The task. Give only the number of lines in the records below that contain the word "labels".
= = = =
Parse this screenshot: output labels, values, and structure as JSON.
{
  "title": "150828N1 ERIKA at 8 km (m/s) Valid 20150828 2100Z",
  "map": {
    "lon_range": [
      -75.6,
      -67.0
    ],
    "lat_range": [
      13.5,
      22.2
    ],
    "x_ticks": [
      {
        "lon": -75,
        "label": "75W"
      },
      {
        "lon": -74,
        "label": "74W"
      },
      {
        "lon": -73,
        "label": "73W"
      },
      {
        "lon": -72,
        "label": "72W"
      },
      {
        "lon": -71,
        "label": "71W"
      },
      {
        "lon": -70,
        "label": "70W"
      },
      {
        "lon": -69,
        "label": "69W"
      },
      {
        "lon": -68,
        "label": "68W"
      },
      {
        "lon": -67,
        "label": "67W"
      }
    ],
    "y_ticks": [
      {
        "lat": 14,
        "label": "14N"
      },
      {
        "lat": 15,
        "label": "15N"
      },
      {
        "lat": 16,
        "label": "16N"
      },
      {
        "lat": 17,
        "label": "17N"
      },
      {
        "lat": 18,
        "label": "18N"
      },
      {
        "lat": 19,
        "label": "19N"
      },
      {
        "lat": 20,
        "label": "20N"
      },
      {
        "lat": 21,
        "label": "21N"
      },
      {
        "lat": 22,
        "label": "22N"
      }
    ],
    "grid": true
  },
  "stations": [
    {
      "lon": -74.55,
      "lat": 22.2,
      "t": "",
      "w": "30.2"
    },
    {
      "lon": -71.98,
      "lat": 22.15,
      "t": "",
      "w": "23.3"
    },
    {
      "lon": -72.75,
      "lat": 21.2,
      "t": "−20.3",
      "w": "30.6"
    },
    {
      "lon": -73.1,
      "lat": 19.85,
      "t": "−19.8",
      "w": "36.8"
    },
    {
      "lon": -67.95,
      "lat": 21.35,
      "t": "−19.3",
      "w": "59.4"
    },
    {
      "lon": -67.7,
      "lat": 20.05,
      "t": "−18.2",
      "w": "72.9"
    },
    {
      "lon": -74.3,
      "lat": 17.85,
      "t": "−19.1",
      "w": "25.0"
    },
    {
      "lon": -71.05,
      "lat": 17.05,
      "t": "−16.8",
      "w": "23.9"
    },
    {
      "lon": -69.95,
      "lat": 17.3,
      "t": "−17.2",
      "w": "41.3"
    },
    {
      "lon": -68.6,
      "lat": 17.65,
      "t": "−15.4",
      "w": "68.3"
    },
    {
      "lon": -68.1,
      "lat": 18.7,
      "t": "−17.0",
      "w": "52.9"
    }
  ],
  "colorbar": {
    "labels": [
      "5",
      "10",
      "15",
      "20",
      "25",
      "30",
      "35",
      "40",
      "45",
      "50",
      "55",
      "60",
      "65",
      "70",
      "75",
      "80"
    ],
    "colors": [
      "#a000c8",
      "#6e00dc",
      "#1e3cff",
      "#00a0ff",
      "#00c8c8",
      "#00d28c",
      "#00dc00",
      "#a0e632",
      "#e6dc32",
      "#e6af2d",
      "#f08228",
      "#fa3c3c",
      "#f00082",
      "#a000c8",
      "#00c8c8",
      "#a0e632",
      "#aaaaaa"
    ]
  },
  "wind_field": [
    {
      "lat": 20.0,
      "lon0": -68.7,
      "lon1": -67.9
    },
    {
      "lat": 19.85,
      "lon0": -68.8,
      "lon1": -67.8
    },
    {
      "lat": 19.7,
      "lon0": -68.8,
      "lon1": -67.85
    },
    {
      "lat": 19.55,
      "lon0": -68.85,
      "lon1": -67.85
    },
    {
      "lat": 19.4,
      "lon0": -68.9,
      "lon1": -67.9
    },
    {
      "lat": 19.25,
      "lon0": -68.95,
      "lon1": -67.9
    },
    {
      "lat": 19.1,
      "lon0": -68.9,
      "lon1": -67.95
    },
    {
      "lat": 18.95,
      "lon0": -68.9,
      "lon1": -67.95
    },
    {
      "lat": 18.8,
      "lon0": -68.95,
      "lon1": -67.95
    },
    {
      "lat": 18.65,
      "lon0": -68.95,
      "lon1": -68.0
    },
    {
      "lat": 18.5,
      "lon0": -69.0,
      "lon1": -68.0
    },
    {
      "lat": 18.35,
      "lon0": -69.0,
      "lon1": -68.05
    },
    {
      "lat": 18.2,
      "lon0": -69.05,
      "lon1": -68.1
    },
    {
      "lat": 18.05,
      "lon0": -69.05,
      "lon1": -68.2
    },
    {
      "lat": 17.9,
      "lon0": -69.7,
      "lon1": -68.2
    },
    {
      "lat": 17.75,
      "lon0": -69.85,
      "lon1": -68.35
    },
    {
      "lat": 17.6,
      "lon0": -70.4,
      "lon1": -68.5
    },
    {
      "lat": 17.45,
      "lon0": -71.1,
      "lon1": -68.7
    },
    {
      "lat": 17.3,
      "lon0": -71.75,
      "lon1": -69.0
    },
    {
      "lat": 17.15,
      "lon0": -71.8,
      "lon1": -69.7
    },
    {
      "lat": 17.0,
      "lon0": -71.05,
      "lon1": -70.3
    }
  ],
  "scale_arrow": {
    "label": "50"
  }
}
= = = =
Response to the task. 2